(Stored data entries)
------------

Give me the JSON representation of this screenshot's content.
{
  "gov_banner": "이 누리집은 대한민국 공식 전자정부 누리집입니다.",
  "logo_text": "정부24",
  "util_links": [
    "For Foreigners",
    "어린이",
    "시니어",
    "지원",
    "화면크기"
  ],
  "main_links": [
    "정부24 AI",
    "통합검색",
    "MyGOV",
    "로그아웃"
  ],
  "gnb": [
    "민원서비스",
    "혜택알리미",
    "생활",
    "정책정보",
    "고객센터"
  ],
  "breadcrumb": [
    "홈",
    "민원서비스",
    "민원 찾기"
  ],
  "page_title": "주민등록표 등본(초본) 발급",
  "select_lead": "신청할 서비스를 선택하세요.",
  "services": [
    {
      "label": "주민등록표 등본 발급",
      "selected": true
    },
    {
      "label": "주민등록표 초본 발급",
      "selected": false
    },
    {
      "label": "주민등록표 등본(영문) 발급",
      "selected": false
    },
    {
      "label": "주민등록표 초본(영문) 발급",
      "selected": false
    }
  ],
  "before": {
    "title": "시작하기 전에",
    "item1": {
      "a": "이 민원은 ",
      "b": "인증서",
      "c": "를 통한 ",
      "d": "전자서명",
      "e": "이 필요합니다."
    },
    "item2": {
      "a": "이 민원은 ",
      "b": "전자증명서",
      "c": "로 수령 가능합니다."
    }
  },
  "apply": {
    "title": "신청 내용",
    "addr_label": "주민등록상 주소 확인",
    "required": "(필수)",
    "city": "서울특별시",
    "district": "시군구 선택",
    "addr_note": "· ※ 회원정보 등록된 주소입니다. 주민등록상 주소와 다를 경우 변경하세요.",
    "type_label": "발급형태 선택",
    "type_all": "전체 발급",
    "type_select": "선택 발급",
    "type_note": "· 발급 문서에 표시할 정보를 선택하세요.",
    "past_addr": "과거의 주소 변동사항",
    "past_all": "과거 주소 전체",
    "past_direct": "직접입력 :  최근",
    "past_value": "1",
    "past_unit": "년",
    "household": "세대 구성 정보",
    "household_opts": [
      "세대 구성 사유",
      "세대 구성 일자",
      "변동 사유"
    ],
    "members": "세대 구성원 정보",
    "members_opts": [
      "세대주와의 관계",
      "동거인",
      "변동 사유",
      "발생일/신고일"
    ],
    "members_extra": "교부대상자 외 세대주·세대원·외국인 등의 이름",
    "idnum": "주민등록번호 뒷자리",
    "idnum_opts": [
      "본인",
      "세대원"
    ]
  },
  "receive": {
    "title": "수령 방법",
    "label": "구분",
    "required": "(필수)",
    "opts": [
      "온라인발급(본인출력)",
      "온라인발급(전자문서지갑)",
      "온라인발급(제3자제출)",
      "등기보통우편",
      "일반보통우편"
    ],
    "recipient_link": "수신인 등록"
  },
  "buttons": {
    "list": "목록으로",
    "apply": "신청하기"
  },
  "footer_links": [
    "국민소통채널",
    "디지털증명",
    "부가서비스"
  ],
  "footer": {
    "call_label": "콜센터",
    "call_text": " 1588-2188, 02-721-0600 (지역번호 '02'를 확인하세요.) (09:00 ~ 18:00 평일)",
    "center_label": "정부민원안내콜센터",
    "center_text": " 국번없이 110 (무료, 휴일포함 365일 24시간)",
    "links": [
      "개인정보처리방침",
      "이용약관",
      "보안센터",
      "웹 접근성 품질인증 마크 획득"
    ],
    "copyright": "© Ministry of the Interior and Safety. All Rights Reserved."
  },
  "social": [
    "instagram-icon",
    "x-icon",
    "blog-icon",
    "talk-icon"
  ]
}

------------

Recite the full listing above exactly.

Give me the JSON representation of this screenshot's content.
{
  "gov_banner": "이 누리집은 대한민국 공식 전자정부 누리집입니다.",
  "logo_text": "정부24",
  "util_links": [
    "For Foreigners",
    "어린이",
    "시니어",
    "지원",
    "화면크기"
  ],
  "main_links": [
    "정부24 AI",
    "통합검색",
    "MyGOV",
    "로그아웃"
  ],
  "gnb": [
    "민원서비스",
    "혜택알리미",
    "생활",
    "정책정보",
    "고객센터"
  ],
  "breadcrumb": [
    "홈",
    "민원서비스",
    "민원 찾기"
  ],
  "page_title": "주민등록표 등본(초본) 발급",
  "select_lead": "신청할 서비스를 선택하세요.",
  "services": [
    {
      "label": "주민등록표 등본 발급",
      "selected": true
    },
    {
      "label": "주민등록표 초본 발급",
      "selected": false
    },
    {
      "label": "주민등록표 등본(영문) 발급",
      "selected": false
    },
    {
      "label": "주민등록표 초본(영문) 발급",
      "selected": false
    }
  ],
  "before": {
    "title": "시작하기 전에",
    "item1": {
      "a": "이 민원은 ",
      "b": "인증서",
      "c": "를 통한 ",
      "d": "전자서명",
      "e": "이 필요합니다."
    },
    "item2": {
      "a": "이 민원은 ",
      "b": "전자증명서",
      "c": "로 수령 가능합니다."
    }
  },
  "apply": {
    "title": "신청 내용",
    "addr_label": "주민등록상 주소 확인",
    "required": "(필수)",
    "city": "서울특별시",
    "district": "시군구 선택",
    "addr_note": "· ※ 회원정보 등록된 주소입니다. 주민등록상 주소와 다를 경우 변경하세요.",
    "type_label": "발급형태 선택",
    "type_all": "전체 발급",
    "type_select": "선택 발급",
    "type_note": "· 발급 문서에 표시할 정보를 선택하세요.",
    "past_addr": "과거의 주소 변동사항",
    "past_all": "과거 주소 전체",
    "past_direct": "직접입력 :  최근",
    "past_value": "1",
    "past_unit": "년",
    "household": "세대 구성 정보",
    "household_opts": [
      "세대 구성 사유",
      "세대 구성 일자",
      "변동 사유"
    ],
    "members": "세대 구성원 정보",
    "members_opts": [
      "세대주와의 관계",
      "동거인",
      "변동 사유",
      "발생일/신고일"
    ],
    "members_extra": "교부대상자 외 세대주·세대원·외국인 등의 이름",
    "idnum": "주민등록번호 뒷자리",
    "idnum_opts": [
      "본인",
      "세대원"
    ]
  },
  "receive": {
    "title": "수령 방법",
    "label": "구분",
    "required": "(필수)",
    "opts": [
      "온라인발급(본인출력)",
      "온라인발급(전자문서지갑)",
      "온라인발급(제3자제출)",
      "등기보통우편",
      "일반보통우편"
    ],
    "recipient_link": "수신인 등록"
  },
  "buttons": {
    "list": "목록으로",
    "apply": "신청하기"
  },
  "footer_links": [
    "국민소통채널",
    "디지털증명",
    "부가서비스"
  ],
  "footer": {
    "call_label": "콜센터",
    "call_text": " 1588-2188, 02-721-0600 (지역번호 '02'를 확인하세요.) (09:00 ~ 18:00 평일)",
    "center_label": "정부민원안내콜센터",
    "center_text": " 국번없이 110 (무료, 휴일포함 365일 24시간)",
    "links": [
      "개인정보처리방침",
      "이용약관",
      "보안센터",
      "웹 접근성 품질인증 마크 획득"
    ],
    "copyright": "© Ministry of the Interior and Safety. All Rights Reserved."
  },
  "social": [
    "instagram-icon",
    "x-icon",
    "blog-icon",
    "talk-icon"
  ]
}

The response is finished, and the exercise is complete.